» **QUOTED PASSAGE**
**********

Mike Hosken's

"Hinges and Loops"



  1. Sets
  2. Propositional Logic
  3. Incompleteness
  4. Discussion
pa'radox n. seemingly absurd though perhaps actually well-founded statement; self-contradictory or essentially absurd statement; person or thing conflicting with preconceived notions of what is reasonable or possible; paradoxical quality or character.
Concise Oxford Dictionary
If we want a really down-to-earth physical paradox we can make ourselves a one-sided piece of paper with but a single edge. All we have to do is to cut a strip of ordinary paper, bend it round tail-to-head as if we were making a link of a paper chain, but then twist the head by half a turn before gluing it to the tail. That is in my dictionary too:
Mö'bius (mer'-) n. - strip etc., (Math.) surface with only one side and edge formed by joining ends of rectangle after twisting one end through 180 degrees.
It adds that A.F. Möbius was a German mathematician who died in 1868.
If you can't believe it really does have only a single surface all you need do is to mark one surface, all the way round the loop, and then see if there is any surface left unmarked. There won't be! Similarly, colouring the whole of just one edge means that there is no edge left uncoloured. OK it's a trick, childish perhaps. At various times of childhood you probably, like me, amused yourself for a few minutes by working out verbal paradoxes. So these are probably not new to you:
  • If God is omnipotent and can do absolutely anything, can He make a rock so heavy that He can't lift it?
  • I always tell lies (or, I never tell the truth).
  • I command you not to obey me.
  • Perhaps a little more subtly, misogyny is heritable.
Now this is not intended to be just a relaxing diversion. On the contrary, similar paradoxes have been accepted in many circles as constituting philosophically significant proofs. I'm afraid we must get a bit more technical ...

**********

» **COLLECTED DATA**
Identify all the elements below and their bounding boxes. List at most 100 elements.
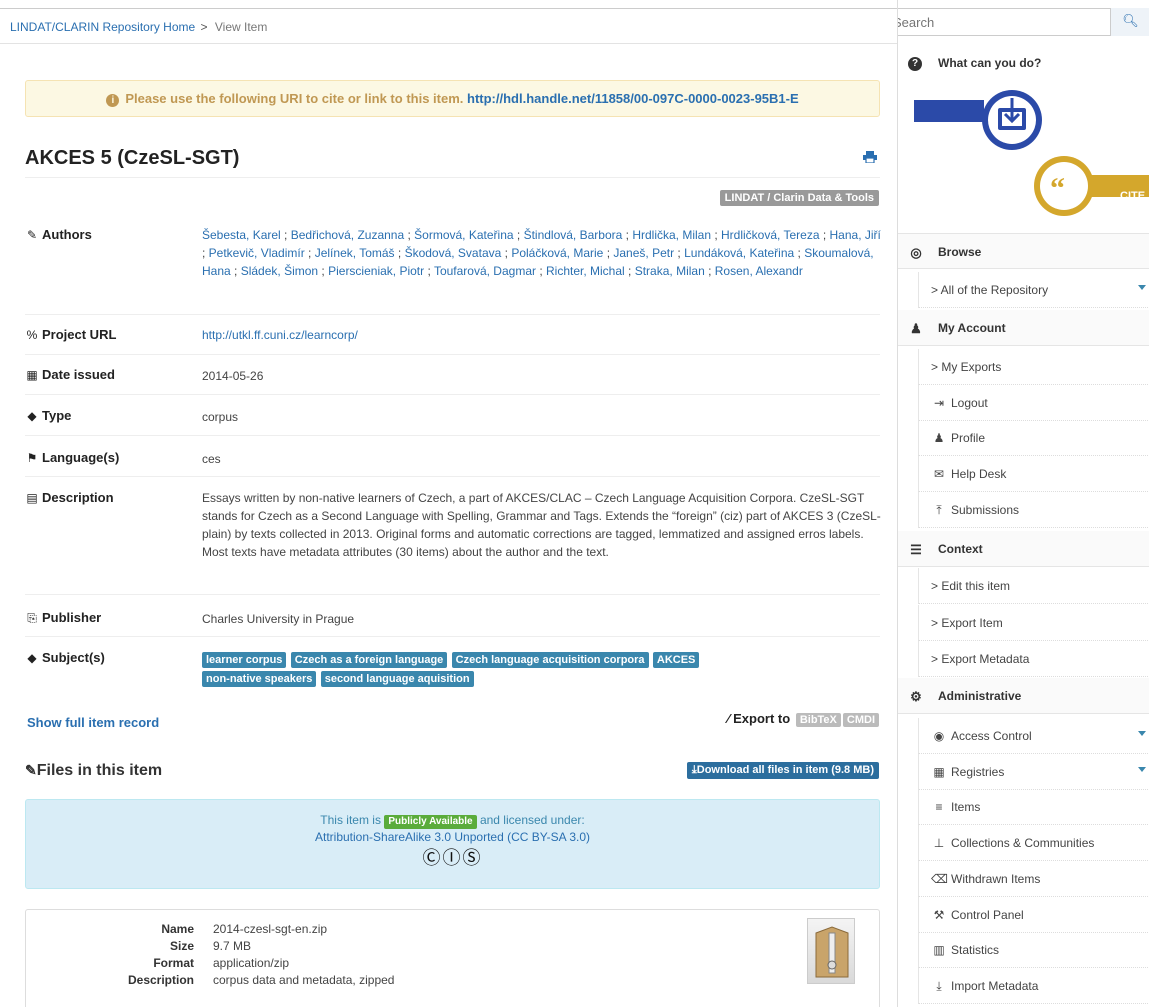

**********

» **EXERCISE TASK 1**
Switch "edge" to "rim" in the stretch of the paradox essay from "It adds that" through "can't lift it?", and give that stretch again.
» **EXERCISE TASK 2**
According to the paradox essay, in what year did A.F. Möbius die?
» **EXERCISE TASK 3**
Write the next part of the paradox essay, picking up after its final sentence.

» **RESPONSE 1**
It adds that A.F. Möbius was a German mathematician who died in 1868.
If you can't believe it really does have only a single surface all you need do is to mark one surface, all the way round the loop, and then see if there is any surface left unmarked. There won't be! Similarly, colouring the whole of just one rim means that there is no rim left uncoloured. OK it's a trick, childish perhaps. At various times of childhood you probably, like me, amused yourself for a few minutes by working out verbal paradoxes. So these are probably not new to you:
  • If God is omnipotent and can do absolutely anything, can He make a rock so heavy that He can't lift it?

» **RESPONSE 2**
1868

» **RESPONSE 3**
§3.1 Sets

There is a subject known as set theory. A "set" can be any collection of items with a certain specification. The mathematician may be interested in such things as the set of prime numbers. But the set need not be mathematical at all: it could be the set of circular objects including wheels, balls, drawings of the sun, and so on. Even the set of lead balloons can be dealt with: rather than say there is no such set the convention copes with it as an "empty" set. Any of these ordinary sets can be combined together into sets of sets - and sets of sets of sets without limit. So the set of balloons could be made up of -
  • the set of rubber balloons
  • the set of plastic balloons
  • the set of silk balloons
  • the (empty) set of lead balloons.
There is not even any rule that a set cannot be a member of itself! So there could be a set of second-degree sets including -
  • the set of sets of balloons
  • the set of sets of aeroplanes
  • this set of sets.
In 1902 Bertrand Russell realised that this could lead to a difficulty: it was possible to have a perfectly legal set defined as -

the set of all sets which are not members of themselves.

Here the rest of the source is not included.